> [Texto fornecido]:
_ _ _ _
Afinal, os nossos votos nada significavam! Os meus
desejos, os meus apelos, o meu amor de nada valiam!
E, no ano que se seguiu, não consegui escrever cartões
de Natal. A compra dos presentes tornou-se um fardo. A
alegria festiva, anunciada na televisão e na rádio,
pareceu-me artificial o Natal perdera o seu
encanto!
Interrogava-me: poderemos algum dia reencontrar a alegria
e festejar o Natal, depois de perdermos um ente querido
durante esta época?
_ _ _ _
> [Objetivo]: De acordo com o texto fornecido, o que não se conseguiu escrever no ano que se seguiu? Responda, por favor, em poucas palavras.

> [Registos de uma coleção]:
_ _ _ _
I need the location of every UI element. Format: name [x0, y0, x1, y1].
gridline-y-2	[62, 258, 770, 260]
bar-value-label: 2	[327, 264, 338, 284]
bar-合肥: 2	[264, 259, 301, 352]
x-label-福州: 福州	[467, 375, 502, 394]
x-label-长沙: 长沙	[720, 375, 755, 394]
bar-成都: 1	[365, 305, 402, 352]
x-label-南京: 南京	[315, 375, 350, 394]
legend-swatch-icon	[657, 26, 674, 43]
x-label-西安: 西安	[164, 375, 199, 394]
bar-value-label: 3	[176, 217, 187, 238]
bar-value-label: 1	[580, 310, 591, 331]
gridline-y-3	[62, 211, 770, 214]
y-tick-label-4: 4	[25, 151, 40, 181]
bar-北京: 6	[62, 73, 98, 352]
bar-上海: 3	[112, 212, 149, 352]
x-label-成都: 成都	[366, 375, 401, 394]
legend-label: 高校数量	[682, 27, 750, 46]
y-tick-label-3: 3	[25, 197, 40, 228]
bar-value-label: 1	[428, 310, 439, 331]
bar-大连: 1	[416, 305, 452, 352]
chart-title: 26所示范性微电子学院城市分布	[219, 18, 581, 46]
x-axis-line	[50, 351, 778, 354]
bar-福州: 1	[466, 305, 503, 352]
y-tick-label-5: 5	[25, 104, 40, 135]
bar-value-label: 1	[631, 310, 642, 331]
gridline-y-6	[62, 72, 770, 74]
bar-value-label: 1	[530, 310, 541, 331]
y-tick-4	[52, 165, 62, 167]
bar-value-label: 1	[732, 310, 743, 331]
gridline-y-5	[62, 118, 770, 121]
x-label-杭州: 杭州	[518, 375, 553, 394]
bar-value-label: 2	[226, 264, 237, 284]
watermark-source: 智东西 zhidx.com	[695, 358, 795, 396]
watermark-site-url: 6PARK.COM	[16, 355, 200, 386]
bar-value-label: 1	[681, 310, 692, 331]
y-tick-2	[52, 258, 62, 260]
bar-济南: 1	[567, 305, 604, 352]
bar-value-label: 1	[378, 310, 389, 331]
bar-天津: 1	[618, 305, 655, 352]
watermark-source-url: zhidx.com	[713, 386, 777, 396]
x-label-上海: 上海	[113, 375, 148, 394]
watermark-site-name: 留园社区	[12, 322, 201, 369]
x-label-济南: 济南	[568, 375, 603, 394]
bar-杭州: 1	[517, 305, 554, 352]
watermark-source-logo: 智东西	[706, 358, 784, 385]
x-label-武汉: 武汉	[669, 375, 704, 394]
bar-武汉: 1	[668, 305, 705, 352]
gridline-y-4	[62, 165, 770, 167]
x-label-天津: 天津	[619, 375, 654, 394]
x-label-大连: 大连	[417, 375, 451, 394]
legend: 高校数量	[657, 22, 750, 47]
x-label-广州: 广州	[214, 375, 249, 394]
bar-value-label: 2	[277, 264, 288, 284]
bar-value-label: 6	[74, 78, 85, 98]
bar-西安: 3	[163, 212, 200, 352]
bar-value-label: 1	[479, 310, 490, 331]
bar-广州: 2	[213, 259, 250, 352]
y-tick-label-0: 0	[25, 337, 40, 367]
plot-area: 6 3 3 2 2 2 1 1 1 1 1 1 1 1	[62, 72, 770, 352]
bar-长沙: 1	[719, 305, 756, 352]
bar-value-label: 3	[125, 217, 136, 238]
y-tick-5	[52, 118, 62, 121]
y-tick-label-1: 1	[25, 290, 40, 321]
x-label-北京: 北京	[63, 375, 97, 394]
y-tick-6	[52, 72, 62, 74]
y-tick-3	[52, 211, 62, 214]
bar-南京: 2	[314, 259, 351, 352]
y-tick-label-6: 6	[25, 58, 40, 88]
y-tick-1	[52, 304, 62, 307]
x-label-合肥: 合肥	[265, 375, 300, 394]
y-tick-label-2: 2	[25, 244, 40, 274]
_ _ _ _
> [Resultado]: Cartões de Natal.